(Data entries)
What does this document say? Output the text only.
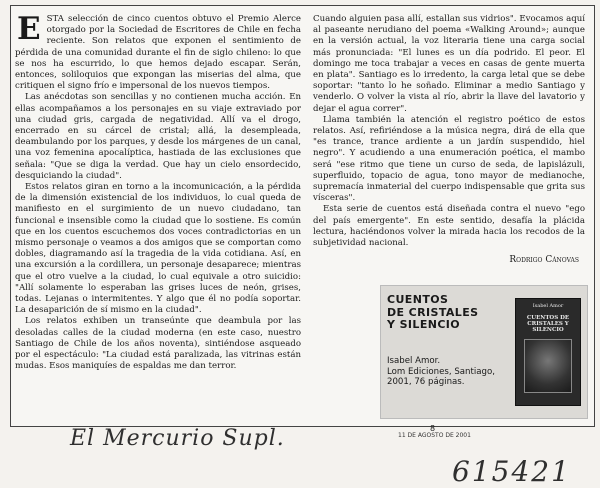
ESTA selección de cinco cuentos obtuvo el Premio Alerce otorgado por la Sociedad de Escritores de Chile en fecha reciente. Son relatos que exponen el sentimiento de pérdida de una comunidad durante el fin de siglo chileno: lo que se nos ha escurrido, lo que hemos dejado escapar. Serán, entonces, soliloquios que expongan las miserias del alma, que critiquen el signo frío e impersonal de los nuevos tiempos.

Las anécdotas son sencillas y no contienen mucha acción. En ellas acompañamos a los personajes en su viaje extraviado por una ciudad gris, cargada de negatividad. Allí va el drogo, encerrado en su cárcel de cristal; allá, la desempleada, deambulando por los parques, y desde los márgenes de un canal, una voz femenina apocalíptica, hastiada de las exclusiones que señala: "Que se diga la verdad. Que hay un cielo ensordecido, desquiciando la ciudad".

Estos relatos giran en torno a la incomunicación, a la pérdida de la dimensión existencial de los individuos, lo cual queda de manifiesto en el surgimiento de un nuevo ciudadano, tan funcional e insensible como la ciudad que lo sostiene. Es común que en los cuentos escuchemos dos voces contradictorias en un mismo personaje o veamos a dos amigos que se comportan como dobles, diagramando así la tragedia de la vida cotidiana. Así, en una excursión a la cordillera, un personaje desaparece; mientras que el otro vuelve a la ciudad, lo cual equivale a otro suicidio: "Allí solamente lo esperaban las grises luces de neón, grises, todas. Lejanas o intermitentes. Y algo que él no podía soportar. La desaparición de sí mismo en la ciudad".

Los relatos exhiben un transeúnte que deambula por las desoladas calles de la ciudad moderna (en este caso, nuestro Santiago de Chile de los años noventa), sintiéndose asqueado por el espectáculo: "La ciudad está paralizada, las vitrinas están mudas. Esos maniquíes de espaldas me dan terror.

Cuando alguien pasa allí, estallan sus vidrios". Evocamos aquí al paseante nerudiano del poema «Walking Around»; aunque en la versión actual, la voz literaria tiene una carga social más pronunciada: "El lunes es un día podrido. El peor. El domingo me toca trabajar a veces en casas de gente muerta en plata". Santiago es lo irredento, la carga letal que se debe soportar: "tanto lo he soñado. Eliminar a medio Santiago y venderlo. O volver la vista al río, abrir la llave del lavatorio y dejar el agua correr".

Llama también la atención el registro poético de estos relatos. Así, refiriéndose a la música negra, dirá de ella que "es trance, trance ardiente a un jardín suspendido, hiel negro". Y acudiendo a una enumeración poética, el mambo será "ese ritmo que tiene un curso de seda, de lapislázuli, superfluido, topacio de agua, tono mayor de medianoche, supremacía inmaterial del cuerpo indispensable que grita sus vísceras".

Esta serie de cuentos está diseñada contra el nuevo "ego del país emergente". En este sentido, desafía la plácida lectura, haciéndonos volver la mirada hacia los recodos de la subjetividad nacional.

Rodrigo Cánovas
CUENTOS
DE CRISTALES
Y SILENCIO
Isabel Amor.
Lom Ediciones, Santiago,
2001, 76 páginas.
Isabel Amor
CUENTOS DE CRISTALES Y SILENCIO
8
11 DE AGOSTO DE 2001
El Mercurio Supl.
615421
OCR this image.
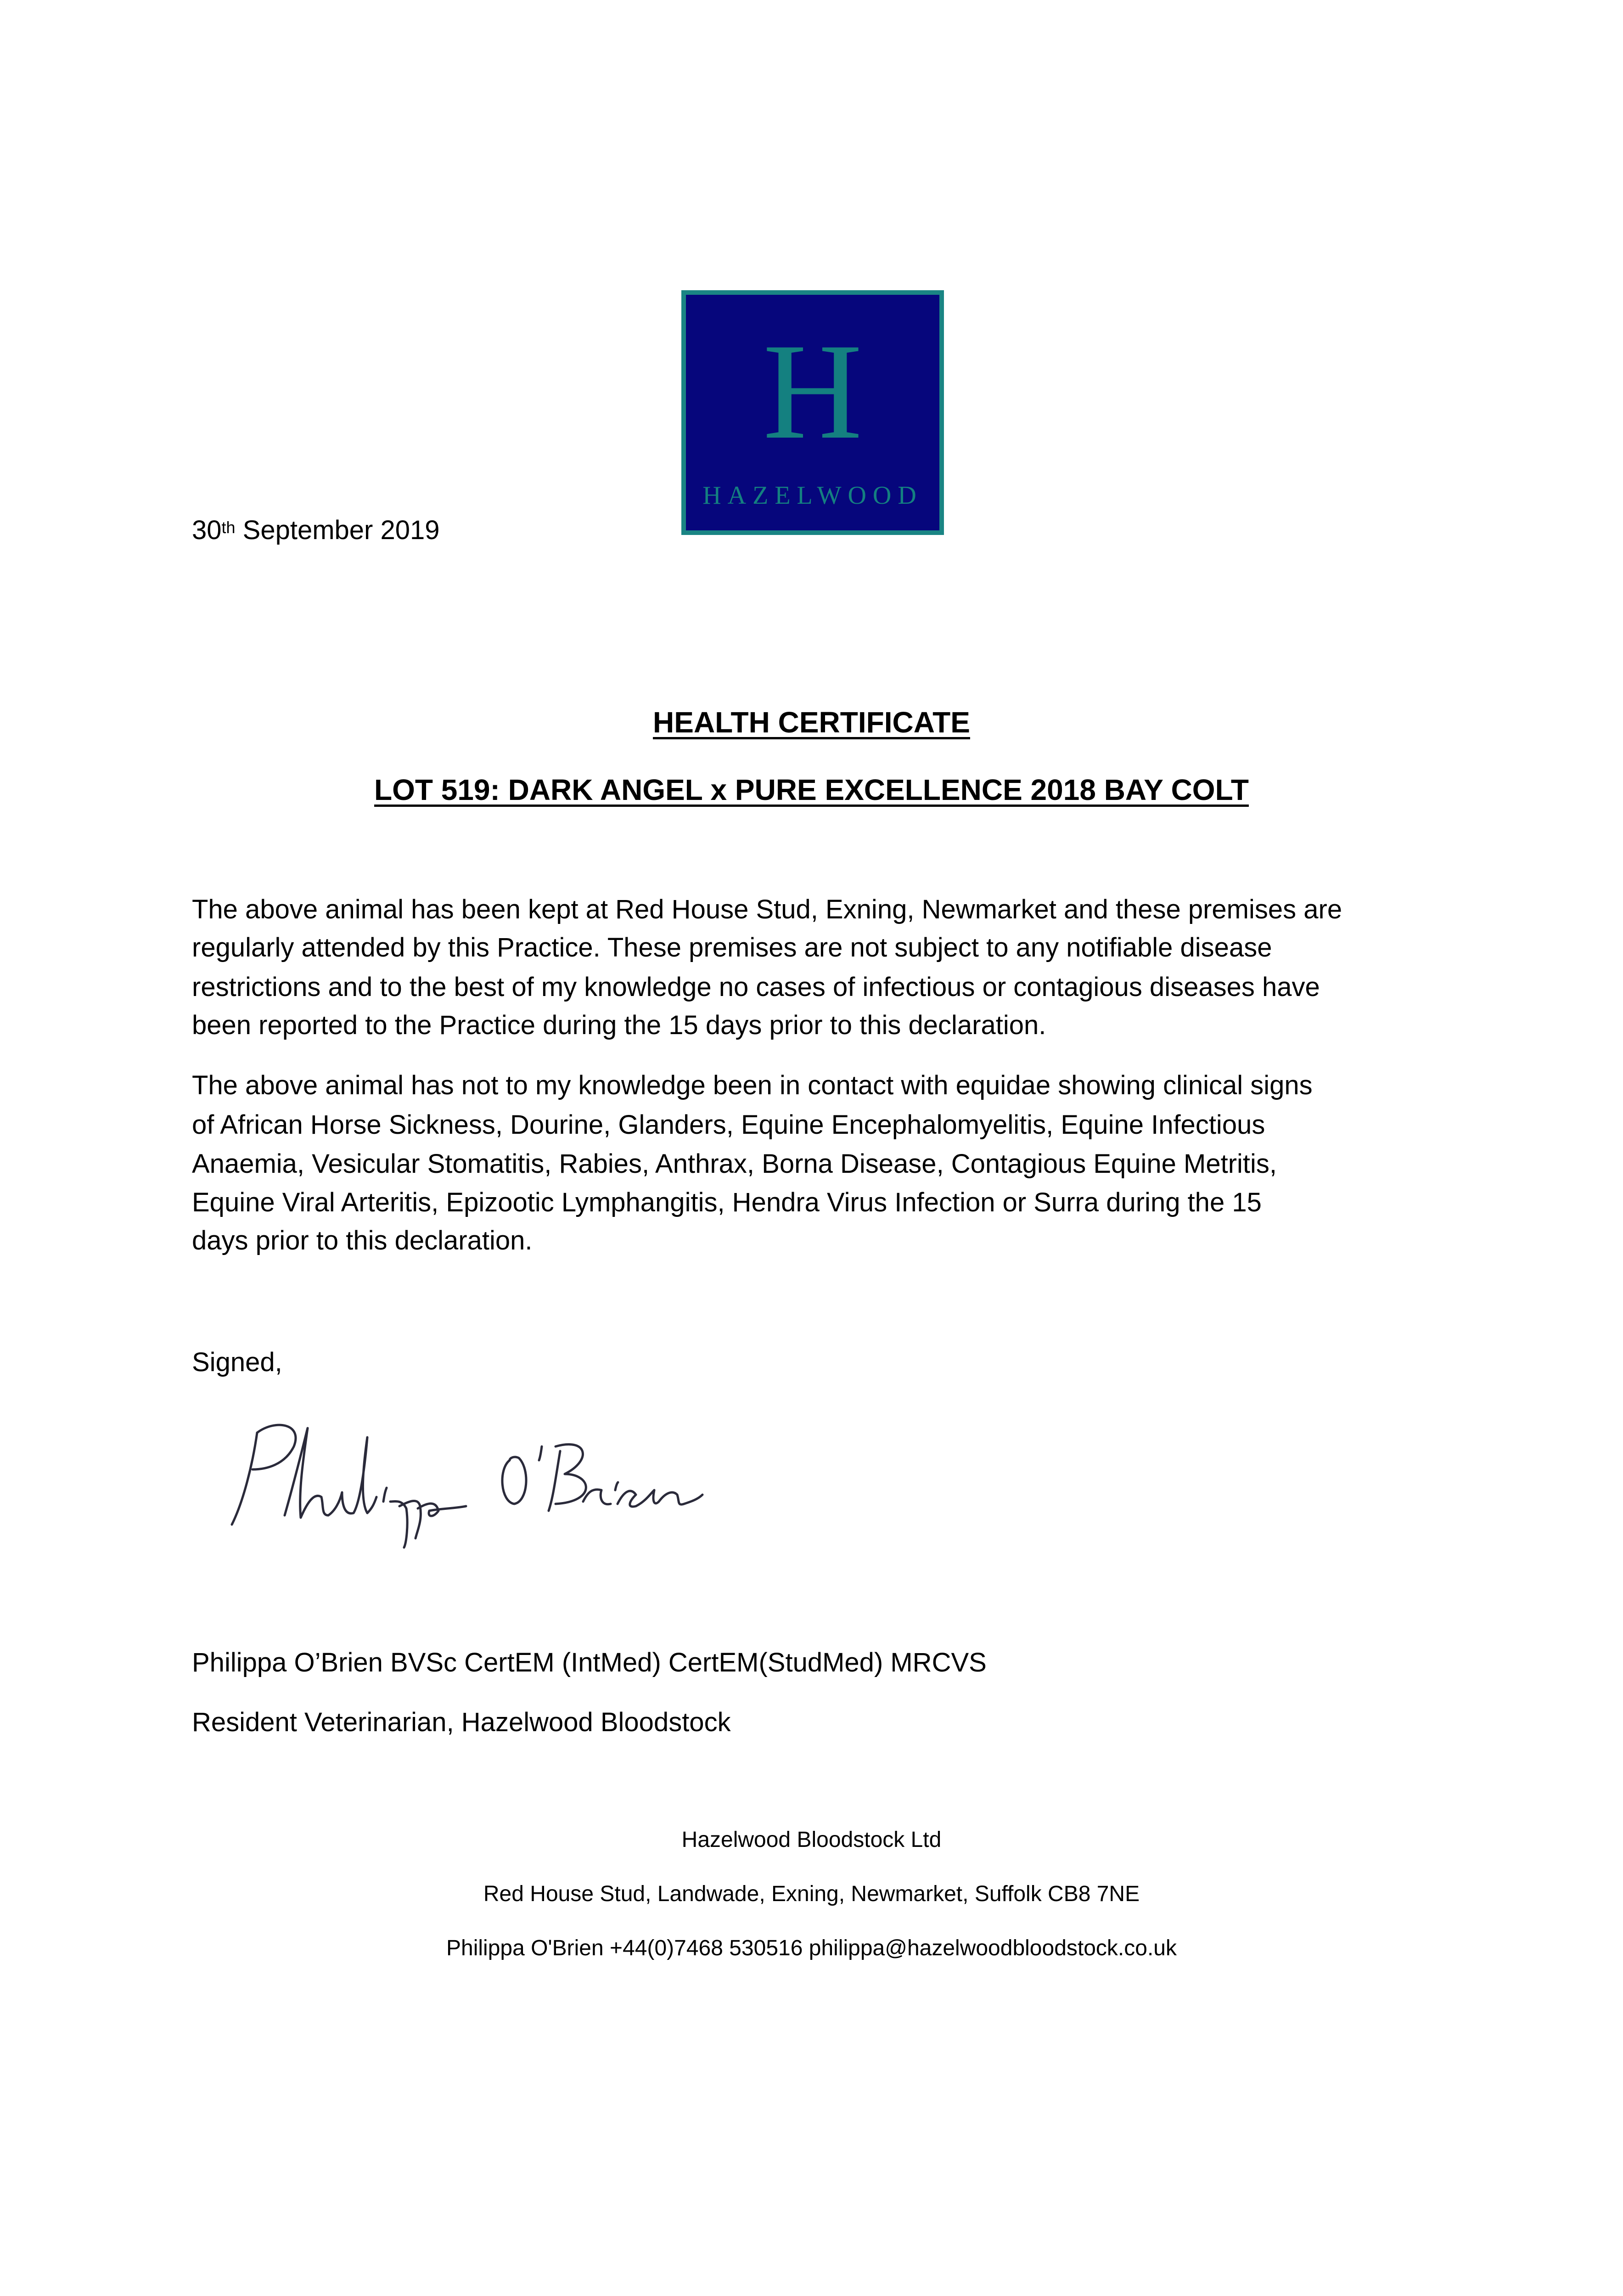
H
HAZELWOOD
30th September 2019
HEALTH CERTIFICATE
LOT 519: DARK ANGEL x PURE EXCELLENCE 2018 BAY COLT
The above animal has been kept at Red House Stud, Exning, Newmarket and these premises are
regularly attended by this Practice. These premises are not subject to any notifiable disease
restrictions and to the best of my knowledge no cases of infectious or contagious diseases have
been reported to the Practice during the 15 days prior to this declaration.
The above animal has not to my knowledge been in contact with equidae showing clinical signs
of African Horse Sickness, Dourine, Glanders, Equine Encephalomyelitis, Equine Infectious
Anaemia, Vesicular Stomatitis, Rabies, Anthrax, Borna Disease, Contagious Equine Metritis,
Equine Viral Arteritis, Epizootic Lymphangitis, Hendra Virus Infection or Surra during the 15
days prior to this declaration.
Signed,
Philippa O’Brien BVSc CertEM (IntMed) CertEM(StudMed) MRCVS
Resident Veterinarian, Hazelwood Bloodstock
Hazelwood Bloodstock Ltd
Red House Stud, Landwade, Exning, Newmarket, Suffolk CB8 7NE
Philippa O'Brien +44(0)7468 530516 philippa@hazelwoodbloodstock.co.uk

### Description of the task
Leave out the pictures and output the rest of the records exactly.

### Exercise answer
What does this document say? Output the text only.
ESTA selección de cinco cuentos obtuvo el Premio Alerce otorgado por la Sociedad de Escritores de Chile en fecha reciente. Son relatos que exponen el sentimiento de pérdida de una comunidad durante el fin de siglo chileno: lo que se nos ha escurrido, lo que hemos dejado escapar. Serán, entonces, soliloquios que expongan las miserias del alma, que critiquen el signo frío e impersonal de los nuevos tiempos.

Las anécdotas son sencillas y no contienen mucha acción. En ellas acompañamos a los personajes en su viaje extraviado por una ciudad gris, cargada de negatividad. Allí va el drogo, encerrado en su cárcel de cristal; allá, la desempleada, deambulando por los parques, y desde los márgenes de un canal, una voz femenina apocalíptica, hastiada de las exclusiones que señala: "Que se diga la verdad. Que hay un cielo ensordecido, desquiciando la ciudad".

Estos relatos giran en torno a la incomunicación, a la pérdida de la dimensión existencial de los individuos, lo cual queda de manifiesto en el surgimiento de un nuevo ciudadano, tan funcional e insensible como la ciudad que lo sostiene. Es común que en los cuentos escuchemos dos voces contradictorias en un mismo personaje o veamos a dos amigos que se comportan como dobles, diagramando así la tragedia de la vida cotidiana. Así, en una excursión a la cordillera, un personaje desaparece; mientras que el otro vuelve a la ciudad, lo cual equivale a otro suicidio: "Allí solamente lo esperaban las grises luces de neón, grises, todas. Lejanas o intermitentes. Y algo que él no podía soportar. La desaparición de sí mismo en la ciudad".

Los relatos exhiben un transeúnte que deambula por las desoladas calles de la ciudad moderna (en este caso, nuestro Santiago de Chile de los años noventa), sintiéndose asqueado por el espectáculo: "La ciudad está paralizada, las vitrinas están mudas. Esos maniquíes de espaldas me dan terror.

Cuando alguien pasa allí, estallan sus vidrios". Evocamos aquí al paseante nerudiano del poema «Walking Around»; aunque en la versión actual, la voz literaria tiene una carga social más pronunciada: "El lunes es un día podrido. El peor. El domingo me toca trabajar a veces en casas de gente muerta en plata". Santiago es lo irredento, la carga letal que se debe soportar: "tanto lo he soñado. Eliminar a medio Santiago y venderlo. O volver la vista al río, abrir la llave del lavatorio y dejar el agua correr".

Llama también la atención el registro poético de estos relatos. Así, refiriéndose a la música negra, dirá de ella que "es trance, trance ardiente a un jardín suspendido, hiel negro". Y acudiendo a una enumeración poética, el mambo será "ese ritmo que tiene un curso de seda, de lapislázuli, superfluido, topacio de agua, tono mayor de medianoche, supremacía inmaterial del cuerpo indispensable que grita sus vísceras".

Esta serie de cuentos está diseñada contra el nuevo "ego del país emergente". En este sentido, desafía la plácida lectura, haciéndonos volver la mirada hacia los recodos de la subjetividad nacional.

Rodrigo Cánovas
CUENTOS
DE CRISTALES
Y SILENCIO
Isabel Amor.
Lom Ediciones, Santiago,
2001, 76 páginas.
Isabel Amor
CUENTOS DE CRISTALES Y SILENCIO
8
11 DE AGOSTO DE 2001
El Mercurio Supl.
615421
OCR this image.
H
HAZELWOOD
30th September 2019
HEALTH CERTIFICATE
LOT 519: DARK ANGEL x PURE EXCELLENCE 2018 BAY COLT
The above animal has been kept at Red House Stud, Exning, Newmarket and these premises are
regularly attended by this Practice. These premises are not subject to any notifiable disease
restrictions and to the best of my knowledge no cases of infectious or contagious diseases have
been reported to the Practice during the 15 days prior to this declaration.
The above animal has not to my knowledge been in contact with equidae showing clinical signs
of African Horse Sickness, Dourine, Glanders, Equine Encephalomyelitis, Equine Infectious
Anaemia, Vesicular Stomatitis, Rabies, Anthrax, Borna Disease, Contagious Equine Metritis,
Equine Viral Arteritis, Epizootic Lymphangitis, Hendra Virus Infection or Surra during the 15
days prior to this declaration.
Signed,
Philippa O’Brien BVSc CertEM (IntMed) CertEM(StudMed) MRCVS
Resident Veterinarian, Hazelwood Bloodstock
Hazelwood Bloodstock Ltd
Red House Stud, Landwade, Exning, Newmarket, Suffolk CB8 7NE
Philippa O'Brien +44(0)7468 530516 philippa@hazelwoodbloodstock.co.uk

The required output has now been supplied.